◆ The problem
Gather each line of the records where "this" appears.

◆ Material provided
## start

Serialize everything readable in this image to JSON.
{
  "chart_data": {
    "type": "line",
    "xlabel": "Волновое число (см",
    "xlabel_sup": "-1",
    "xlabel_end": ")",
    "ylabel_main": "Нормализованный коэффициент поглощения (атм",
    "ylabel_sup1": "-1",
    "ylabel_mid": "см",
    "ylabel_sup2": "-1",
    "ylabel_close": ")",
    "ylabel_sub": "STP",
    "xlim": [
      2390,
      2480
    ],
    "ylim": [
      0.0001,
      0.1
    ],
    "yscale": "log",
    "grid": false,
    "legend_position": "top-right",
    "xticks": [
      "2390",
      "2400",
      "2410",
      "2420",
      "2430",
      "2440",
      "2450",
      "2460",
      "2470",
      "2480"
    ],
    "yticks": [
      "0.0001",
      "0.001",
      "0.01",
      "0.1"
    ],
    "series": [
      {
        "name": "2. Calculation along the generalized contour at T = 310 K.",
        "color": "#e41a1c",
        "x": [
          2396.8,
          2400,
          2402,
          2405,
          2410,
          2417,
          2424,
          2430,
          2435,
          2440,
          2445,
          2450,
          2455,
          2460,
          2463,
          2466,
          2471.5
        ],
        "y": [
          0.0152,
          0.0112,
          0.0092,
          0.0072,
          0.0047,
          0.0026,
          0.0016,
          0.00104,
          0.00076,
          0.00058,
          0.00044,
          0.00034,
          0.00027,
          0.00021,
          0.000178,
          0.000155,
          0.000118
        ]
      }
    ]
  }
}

## end
## start

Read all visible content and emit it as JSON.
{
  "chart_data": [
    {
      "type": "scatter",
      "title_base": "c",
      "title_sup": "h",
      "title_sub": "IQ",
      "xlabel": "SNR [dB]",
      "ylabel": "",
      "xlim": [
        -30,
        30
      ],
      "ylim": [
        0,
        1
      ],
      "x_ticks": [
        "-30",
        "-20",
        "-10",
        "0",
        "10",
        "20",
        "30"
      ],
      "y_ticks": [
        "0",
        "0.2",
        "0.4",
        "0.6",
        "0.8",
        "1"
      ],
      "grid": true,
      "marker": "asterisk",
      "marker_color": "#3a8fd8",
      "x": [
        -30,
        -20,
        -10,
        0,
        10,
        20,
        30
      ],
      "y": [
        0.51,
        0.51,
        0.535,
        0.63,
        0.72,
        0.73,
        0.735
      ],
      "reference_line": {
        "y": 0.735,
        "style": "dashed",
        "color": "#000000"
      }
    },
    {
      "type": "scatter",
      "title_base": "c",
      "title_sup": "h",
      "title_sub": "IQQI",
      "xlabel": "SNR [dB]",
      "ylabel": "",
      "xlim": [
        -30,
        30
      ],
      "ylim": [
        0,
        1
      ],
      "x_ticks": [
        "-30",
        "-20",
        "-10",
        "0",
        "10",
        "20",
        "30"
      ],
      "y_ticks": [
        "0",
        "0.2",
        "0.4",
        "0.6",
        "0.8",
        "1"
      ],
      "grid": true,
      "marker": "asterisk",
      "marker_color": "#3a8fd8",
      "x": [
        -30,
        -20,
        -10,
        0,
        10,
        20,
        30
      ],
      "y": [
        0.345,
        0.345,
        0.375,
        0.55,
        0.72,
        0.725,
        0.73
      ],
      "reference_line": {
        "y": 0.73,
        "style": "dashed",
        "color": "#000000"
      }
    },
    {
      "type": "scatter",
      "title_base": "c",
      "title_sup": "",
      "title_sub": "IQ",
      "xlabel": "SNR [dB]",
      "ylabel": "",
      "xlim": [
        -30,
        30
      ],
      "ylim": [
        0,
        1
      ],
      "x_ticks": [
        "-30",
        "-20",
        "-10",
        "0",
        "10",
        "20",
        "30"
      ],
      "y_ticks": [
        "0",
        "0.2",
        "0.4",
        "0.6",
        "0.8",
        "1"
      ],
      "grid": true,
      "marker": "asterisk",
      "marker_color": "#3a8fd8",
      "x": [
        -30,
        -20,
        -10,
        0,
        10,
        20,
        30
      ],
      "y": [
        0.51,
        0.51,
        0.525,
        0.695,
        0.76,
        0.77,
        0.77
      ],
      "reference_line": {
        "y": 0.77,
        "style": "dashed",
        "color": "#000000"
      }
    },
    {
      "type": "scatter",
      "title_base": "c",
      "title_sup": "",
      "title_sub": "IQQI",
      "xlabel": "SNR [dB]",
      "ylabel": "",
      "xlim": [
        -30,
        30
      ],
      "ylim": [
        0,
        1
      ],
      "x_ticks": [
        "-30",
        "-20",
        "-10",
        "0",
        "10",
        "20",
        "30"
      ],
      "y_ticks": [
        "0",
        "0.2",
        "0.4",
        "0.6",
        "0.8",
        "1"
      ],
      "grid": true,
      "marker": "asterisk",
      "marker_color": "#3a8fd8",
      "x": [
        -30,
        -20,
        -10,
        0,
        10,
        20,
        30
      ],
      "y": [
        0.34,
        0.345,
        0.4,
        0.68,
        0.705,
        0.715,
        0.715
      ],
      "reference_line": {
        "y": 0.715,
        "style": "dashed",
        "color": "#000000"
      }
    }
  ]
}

## end
## start

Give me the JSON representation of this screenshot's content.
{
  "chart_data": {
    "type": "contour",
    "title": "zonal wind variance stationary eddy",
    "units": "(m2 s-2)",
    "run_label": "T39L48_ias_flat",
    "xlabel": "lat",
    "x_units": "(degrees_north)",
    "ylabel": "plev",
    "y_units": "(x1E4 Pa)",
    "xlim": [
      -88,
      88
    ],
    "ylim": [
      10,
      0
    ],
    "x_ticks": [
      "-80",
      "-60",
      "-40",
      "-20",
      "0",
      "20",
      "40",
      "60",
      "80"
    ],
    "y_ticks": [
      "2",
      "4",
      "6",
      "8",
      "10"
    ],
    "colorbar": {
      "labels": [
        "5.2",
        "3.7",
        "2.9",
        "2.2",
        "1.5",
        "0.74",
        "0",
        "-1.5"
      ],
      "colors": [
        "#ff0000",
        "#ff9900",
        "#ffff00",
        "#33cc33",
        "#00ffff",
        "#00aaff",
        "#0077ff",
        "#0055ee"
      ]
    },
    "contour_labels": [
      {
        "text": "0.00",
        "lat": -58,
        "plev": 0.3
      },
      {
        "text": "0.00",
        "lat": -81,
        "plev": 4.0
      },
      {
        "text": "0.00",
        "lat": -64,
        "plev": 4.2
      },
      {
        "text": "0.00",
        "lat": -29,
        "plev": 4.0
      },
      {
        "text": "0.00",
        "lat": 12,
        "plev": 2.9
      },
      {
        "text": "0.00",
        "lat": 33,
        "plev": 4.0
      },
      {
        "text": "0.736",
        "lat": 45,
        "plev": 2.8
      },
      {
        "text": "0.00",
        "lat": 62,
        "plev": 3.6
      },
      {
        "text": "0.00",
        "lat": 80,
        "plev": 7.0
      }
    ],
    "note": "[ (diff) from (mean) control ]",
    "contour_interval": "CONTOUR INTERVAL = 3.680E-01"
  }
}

## end

◆ The reply
Serialize everything readable in this image to JSON.
Give me the JSON representation of this screenshot's content.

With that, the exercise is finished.